Stored dataset items
-- Start --

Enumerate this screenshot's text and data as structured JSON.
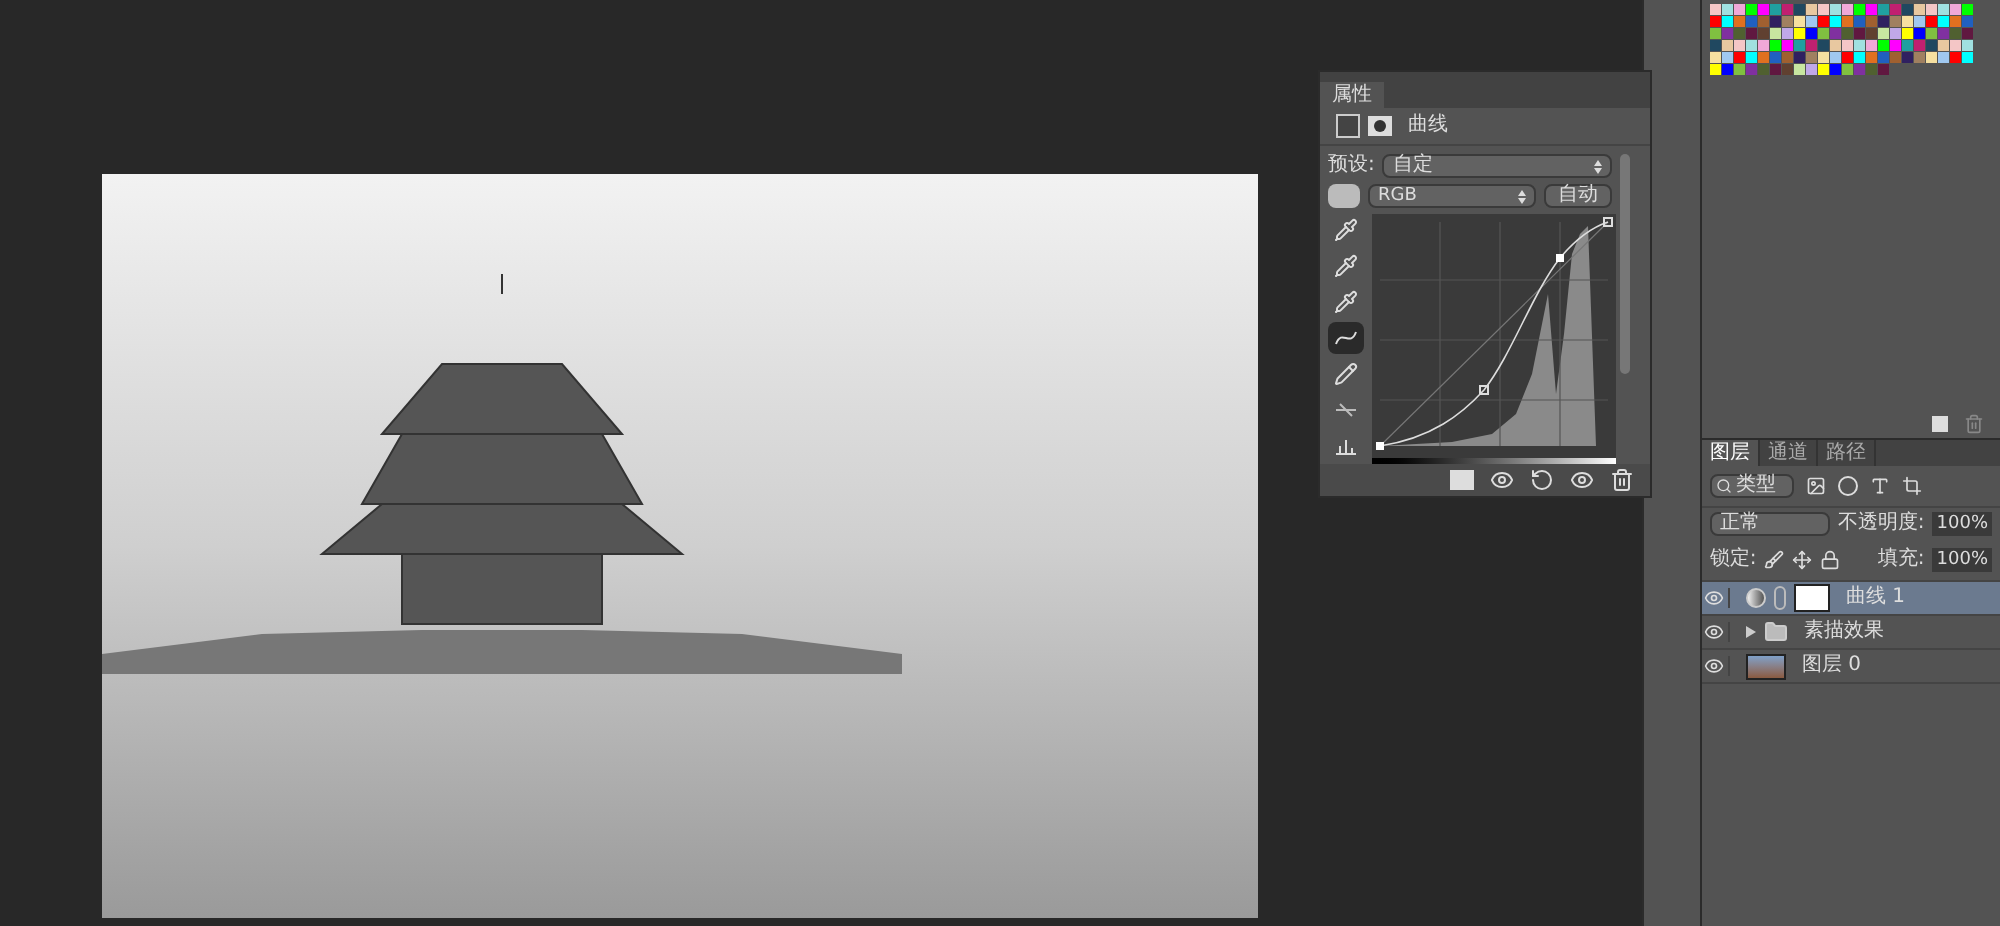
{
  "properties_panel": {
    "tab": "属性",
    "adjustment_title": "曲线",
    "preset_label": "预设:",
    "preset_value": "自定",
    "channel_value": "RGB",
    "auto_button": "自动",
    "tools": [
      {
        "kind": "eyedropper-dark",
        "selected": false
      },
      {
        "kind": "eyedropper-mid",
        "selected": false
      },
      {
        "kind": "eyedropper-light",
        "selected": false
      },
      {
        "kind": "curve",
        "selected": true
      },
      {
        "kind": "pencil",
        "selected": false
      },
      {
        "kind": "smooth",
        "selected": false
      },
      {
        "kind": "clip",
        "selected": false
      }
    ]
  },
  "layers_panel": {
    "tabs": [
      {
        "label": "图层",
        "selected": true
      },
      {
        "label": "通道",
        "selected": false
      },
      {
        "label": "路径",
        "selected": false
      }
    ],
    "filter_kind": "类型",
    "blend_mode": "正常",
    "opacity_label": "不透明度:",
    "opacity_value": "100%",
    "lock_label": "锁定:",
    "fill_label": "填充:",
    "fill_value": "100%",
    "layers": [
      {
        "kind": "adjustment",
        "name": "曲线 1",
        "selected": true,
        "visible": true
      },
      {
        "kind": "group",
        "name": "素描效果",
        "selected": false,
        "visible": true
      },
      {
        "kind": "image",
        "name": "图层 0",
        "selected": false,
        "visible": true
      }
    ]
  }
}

-- End --

The data should be printed again unchanged; leave its pictures out.

TASK ANSWER
Enumerate this screenshot's text and data as structured JSON.
{
  "properties_panel": {
    "tab": "属性",
    "adjustment_title": "曲线",
    "preset_label": "预设:",
    "preset_value": "自定",
    "channel_value": "RGB",
    "auto_button": "自动",
    "tools": [
      {
        "kind": "eyedropper-dark",
        "selected": false
      },
      {
        "kind": "eyedropper-mid",
        "selected": false
      },
      {
        "kind": "eyedropper-light",
        "selected": false
      },
      {
        "kind": "curve",
        "selected": true
      },
      {
        "kind": "pencil",
        "selected": false
      },
      {
        "kind": "smooth",
        "selected": false
      },
      {
        "kind": "clip",
        "selected": false
      }
    ]
  },
  "layers_panel": {
    "tabs": [
      {
        "label": "图层",
        "selected": true
      },
      {
        "label": "通道",
        "selected": false
      },
      {
        "label": "路径",
        "selected": false
      }
    ],
    "filter_kind": "类型",
    "blend_mode": "正常",
    "opacity_label": "不透明度:",
    "opacity_value": "100%",
    "lock_label": "锁定:",
    "fill_label": "填充:",
    "fill_value": "100%",
    "layers": [
      {
        "kind": "adjustment",
        "name": "曲线 1",
        "selected": true,
        "visible": true
      },
      {
        "kind": "group",
        "name": "素描效果",
        "selected": false,
        "visible": true
      },
      {
        "kind": "image",
        "name": "图层 0",
        "selected": false,
        "visible": true
      }
    ]
  }
}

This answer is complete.